Recorded data

....................

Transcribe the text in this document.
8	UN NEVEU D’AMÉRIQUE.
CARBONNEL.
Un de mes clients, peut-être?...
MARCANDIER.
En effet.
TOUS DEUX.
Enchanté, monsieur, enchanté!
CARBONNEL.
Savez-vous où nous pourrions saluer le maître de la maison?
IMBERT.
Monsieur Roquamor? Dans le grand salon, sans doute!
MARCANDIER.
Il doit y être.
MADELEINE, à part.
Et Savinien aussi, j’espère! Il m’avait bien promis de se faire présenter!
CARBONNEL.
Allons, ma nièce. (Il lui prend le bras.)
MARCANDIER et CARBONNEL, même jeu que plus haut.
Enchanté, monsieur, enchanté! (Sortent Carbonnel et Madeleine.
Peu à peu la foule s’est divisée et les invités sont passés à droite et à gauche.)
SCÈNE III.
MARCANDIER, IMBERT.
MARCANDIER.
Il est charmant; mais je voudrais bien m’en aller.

....................

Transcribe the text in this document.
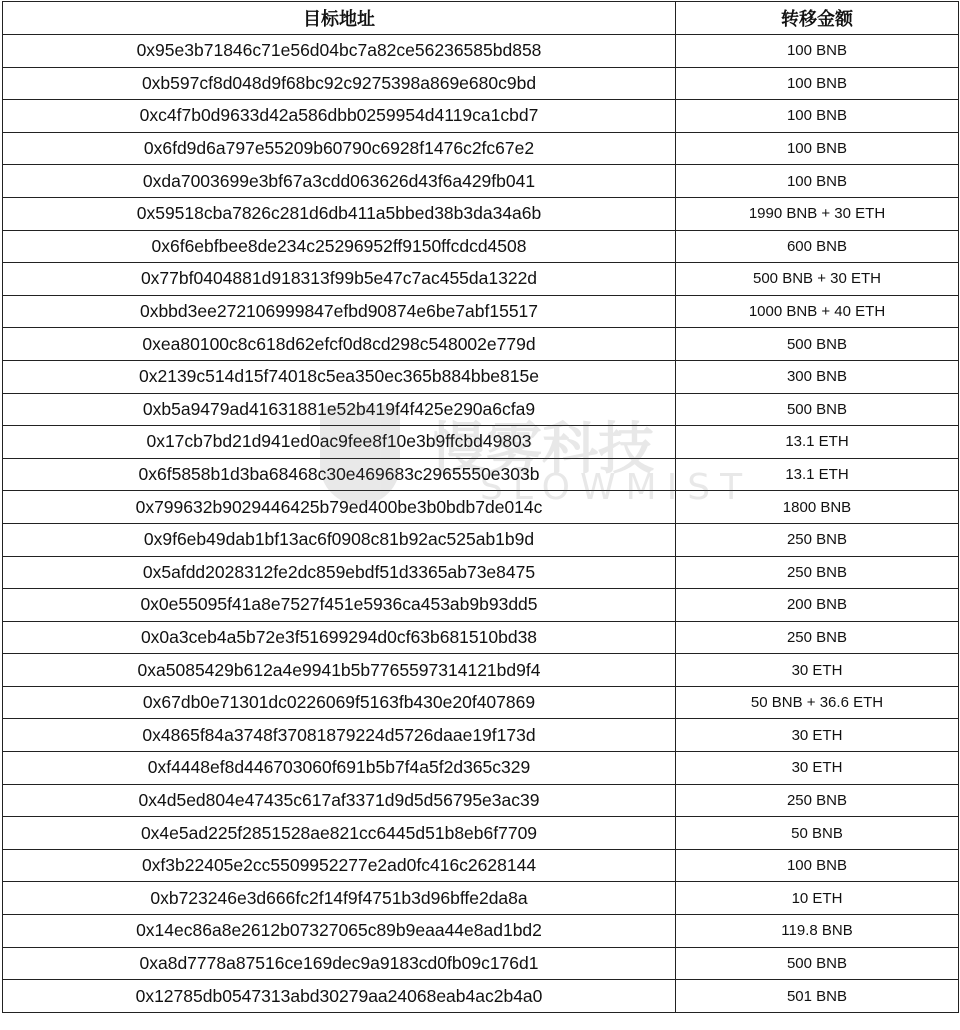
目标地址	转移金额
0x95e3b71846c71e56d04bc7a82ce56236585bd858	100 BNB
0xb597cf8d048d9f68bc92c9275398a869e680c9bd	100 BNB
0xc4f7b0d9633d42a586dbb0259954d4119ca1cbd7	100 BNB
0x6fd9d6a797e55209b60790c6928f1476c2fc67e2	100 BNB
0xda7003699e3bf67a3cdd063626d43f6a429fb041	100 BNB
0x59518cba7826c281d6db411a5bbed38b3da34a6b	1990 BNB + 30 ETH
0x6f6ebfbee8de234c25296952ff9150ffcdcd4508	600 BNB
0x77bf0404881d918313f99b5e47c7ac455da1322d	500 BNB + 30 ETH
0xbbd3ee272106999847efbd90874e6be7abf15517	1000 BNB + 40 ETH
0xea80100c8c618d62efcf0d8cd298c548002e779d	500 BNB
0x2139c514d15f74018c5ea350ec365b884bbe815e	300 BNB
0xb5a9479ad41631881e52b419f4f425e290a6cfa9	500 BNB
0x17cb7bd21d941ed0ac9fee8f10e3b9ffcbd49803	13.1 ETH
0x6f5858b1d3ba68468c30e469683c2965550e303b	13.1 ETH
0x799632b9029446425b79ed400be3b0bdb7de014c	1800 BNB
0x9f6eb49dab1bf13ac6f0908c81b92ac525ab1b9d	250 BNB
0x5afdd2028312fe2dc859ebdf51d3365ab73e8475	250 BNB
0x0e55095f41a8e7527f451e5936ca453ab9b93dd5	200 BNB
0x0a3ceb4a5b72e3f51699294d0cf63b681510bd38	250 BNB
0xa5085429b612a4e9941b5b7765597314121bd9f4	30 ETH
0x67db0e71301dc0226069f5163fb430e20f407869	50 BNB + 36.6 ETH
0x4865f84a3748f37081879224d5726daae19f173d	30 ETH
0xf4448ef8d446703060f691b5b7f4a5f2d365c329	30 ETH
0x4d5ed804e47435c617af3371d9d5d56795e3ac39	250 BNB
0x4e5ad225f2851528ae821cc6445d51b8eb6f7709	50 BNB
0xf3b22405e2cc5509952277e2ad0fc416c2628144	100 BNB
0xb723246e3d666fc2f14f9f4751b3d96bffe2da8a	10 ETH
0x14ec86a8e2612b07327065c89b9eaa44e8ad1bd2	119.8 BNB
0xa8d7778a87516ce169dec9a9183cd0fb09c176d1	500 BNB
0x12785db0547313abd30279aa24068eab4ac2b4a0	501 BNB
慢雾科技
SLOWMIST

....................

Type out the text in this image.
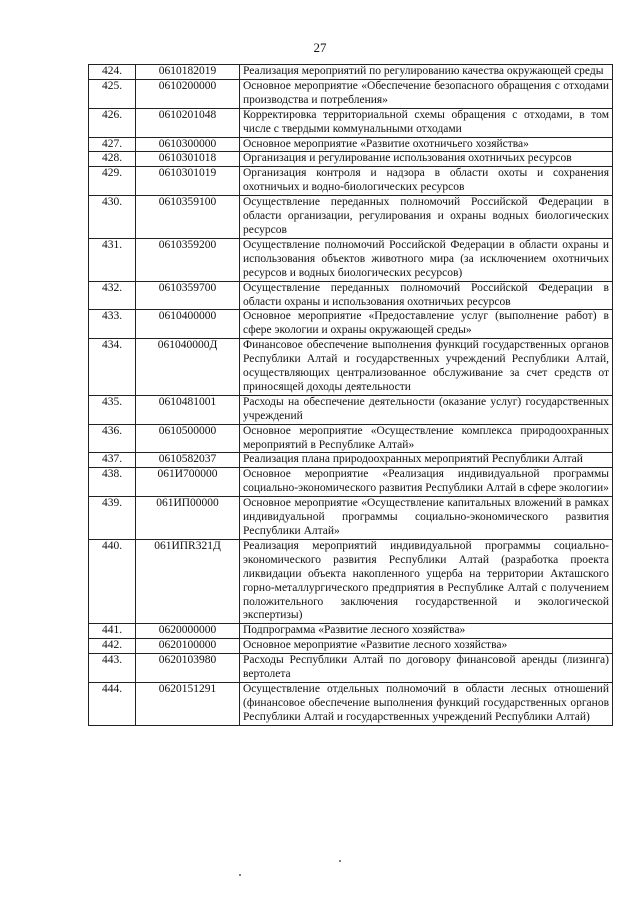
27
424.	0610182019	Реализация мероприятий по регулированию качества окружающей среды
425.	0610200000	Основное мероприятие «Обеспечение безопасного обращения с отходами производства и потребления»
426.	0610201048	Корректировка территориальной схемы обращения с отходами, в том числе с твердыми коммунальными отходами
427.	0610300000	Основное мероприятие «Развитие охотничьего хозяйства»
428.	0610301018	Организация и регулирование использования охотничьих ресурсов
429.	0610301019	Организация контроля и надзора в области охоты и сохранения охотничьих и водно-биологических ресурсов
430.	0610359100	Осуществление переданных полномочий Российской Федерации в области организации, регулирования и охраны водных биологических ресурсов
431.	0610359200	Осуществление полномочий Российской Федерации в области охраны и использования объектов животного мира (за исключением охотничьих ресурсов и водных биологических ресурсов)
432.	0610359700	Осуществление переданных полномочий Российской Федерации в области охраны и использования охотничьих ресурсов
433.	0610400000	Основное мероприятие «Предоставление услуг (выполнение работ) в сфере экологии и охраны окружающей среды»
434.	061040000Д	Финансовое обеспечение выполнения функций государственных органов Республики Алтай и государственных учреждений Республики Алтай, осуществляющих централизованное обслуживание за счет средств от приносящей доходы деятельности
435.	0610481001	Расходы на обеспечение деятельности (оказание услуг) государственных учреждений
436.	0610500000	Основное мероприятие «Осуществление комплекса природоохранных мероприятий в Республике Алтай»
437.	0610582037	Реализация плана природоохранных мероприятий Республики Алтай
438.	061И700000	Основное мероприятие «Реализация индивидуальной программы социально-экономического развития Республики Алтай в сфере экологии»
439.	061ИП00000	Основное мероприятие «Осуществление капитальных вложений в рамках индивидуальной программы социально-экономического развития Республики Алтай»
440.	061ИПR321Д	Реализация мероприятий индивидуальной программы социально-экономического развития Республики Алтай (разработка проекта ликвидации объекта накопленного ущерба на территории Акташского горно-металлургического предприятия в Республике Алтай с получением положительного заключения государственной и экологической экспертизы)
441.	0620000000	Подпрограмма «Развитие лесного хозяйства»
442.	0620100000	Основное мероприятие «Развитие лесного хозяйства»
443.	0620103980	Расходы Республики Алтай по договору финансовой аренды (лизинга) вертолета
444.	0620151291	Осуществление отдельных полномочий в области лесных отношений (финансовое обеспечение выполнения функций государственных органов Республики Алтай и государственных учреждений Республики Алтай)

....................

Pull out every line of the records above that contains the word "обращения".

425.	0610200000	Основное мероприятие «Обеспечение безопасного обращения с отходами производства и потребления»
426.	0610201048	Корректировка территориальной схемы обращения с отходами, в том числе с твердыми коммунальными отходами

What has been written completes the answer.